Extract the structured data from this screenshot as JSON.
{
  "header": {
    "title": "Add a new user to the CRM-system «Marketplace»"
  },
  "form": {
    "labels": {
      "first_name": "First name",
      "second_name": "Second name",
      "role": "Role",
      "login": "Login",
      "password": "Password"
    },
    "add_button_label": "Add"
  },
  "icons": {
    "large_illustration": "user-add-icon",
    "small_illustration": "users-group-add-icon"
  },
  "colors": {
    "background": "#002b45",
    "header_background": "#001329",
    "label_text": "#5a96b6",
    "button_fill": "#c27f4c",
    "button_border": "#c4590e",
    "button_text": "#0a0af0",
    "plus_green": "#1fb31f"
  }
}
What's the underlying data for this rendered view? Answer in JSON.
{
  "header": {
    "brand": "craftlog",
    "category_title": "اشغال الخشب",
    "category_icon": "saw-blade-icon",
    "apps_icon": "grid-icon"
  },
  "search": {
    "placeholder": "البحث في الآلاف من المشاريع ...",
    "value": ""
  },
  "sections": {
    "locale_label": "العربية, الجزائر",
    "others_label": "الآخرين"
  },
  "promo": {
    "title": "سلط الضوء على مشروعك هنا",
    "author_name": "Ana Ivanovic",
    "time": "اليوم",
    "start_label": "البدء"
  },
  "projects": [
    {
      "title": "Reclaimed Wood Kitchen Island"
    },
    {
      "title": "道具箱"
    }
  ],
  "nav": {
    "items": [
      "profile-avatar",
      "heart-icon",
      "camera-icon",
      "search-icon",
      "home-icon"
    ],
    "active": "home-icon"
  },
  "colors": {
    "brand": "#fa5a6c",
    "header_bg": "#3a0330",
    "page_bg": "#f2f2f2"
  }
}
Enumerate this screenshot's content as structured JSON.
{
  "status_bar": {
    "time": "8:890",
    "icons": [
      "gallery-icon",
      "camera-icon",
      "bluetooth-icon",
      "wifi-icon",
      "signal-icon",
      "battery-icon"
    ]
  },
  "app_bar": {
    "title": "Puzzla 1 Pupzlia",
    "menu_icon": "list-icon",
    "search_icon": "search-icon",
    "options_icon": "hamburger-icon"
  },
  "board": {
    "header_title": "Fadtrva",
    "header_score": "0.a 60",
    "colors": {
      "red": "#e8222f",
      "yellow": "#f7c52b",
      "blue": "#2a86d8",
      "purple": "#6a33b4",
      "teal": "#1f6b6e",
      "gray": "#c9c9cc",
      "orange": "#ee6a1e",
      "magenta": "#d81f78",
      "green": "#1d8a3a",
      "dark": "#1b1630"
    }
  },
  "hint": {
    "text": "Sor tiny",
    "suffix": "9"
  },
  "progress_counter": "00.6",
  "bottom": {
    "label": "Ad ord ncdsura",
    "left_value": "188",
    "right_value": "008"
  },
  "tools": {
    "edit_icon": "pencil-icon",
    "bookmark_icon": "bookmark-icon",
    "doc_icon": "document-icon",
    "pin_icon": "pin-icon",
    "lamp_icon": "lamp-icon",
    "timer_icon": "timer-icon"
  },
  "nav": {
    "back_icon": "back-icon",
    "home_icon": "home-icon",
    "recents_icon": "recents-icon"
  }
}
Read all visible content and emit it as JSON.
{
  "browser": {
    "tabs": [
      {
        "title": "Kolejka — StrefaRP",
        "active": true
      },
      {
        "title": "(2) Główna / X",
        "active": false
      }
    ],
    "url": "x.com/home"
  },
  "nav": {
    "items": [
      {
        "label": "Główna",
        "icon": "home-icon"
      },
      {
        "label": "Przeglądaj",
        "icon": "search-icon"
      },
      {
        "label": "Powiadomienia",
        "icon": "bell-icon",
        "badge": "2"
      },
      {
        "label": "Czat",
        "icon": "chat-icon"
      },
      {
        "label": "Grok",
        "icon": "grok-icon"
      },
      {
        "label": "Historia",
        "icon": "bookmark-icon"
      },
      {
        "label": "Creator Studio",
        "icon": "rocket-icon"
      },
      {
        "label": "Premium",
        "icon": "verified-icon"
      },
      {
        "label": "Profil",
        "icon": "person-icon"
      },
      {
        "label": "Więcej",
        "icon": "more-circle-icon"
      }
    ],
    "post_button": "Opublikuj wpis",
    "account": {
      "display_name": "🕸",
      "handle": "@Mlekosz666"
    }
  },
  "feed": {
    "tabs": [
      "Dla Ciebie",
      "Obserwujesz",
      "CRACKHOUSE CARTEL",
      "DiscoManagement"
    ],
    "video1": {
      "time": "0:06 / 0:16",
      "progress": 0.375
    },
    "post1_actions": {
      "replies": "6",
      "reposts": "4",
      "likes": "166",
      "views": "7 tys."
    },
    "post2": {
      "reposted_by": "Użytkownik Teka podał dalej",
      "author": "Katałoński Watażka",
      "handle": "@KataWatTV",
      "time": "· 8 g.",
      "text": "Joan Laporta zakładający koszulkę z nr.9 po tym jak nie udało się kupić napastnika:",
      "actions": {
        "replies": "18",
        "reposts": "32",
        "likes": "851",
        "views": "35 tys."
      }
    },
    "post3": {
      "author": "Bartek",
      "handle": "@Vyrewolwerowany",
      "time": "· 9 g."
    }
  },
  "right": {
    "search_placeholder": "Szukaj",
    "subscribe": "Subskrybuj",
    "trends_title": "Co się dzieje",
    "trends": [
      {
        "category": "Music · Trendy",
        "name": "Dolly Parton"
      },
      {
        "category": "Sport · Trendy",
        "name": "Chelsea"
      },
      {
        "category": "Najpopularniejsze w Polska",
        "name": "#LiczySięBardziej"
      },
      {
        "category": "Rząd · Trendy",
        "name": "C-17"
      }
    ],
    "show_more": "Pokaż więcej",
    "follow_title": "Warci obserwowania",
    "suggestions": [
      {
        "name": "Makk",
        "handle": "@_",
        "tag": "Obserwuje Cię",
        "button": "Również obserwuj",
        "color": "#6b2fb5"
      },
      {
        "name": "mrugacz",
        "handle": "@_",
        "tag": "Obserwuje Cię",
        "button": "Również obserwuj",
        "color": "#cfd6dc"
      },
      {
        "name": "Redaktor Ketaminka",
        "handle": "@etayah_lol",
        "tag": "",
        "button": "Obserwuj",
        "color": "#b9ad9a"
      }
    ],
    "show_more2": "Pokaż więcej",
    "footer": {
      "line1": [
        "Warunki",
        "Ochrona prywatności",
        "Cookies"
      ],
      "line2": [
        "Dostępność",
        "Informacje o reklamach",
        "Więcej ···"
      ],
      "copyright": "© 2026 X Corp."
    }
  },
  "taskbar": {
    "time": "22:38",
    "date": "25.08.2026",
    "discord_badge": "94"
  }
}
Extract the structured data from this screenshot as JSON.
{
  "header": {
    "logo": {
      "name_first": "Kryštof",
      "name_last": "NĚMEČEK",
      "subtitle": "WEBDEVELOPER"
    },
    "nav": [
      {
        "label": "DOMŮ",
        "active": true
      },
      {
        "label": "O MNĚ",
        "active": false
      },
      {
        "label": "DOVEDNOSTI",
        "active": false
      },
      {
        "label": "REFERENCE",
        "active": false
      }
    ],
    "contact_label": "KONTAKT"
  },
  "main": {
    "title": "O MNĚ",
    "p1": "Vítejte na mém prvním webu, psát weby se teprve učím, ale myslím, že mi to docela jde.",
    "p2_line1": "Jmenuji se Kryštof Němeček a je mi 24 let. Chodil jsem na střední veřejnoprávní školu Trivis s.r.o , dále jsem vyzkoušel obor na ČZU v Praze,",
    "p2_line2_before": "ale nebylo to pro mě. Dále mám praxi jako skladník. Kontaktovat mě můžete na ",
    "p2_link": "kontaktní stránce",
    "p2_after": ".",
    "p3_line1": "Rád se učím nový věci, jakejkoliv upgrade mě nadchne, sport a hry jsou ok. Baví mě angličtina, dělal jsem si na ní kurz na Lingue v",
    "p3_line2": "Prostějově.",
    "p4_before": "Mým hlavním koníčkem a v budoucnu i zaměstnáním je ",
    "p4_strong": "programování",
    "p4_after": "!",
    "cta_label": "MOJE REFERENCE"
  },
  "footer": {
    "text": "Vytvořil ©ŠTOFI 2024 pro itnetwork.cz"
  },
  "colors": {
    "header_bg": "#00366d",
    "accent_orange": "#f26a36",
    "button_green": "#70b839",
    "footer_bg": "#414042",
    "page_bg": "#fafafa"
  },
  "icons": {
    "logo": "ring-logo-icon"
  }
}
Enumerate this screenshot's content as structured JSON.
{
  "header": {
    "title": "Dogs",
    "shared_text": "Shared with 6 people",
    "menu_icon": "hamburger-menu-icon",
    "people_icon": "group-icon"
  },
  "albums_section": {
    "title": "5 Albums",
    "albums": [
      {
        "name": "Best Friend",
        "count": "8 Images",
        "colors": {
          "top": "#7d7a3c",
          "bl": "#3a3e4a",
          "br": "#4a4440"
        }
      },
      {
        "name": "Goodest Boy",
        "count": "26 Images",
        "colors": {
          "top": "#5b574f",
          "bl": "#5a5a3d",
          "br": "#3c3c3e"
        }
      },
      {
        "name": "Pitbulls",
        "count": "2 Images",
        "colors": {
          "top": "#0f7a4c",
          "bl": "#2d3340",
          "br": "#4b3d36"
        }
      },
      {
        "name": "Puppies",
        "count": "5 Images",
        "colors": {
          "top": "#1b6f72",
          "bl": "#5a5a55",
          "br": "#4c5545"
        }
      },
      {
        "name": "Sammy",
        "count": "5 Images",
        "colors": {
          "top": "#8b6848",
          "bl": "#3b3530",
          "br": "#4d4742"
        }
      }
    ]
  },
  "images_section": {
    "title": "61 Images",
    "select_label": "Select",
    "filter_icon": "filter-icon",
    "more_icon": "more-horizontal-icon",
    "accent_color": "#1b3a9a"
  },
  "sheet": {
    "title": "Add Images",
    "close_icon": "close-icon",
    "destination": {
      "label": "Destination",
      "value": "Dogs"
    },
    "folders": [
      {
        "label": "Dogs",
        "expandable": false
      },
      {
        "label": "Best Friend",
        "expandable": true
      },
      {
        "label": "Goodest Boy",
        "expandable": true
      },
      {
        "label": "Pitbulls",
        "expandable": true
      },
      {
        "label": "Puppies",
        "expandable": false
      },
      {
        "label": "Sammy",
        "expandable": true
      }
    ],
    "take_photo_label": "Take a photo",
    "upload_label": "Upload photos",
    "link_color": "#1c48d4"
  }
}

■ Written problem:
Gather each line in the entries above where the string "učím" is found.

■ Solution:
    "p1": "Vítejte na mém prvním webu, psát weby se teprve učím, ale myslím, že mi to docela jde.",
    "p3_line1": "Rád se učím nový věci, jakejkoliv upgrade mě nadchne, sport a hry jsou ok. Baví mě angličtina, dělal jsem si na ní kurz na Lingue v",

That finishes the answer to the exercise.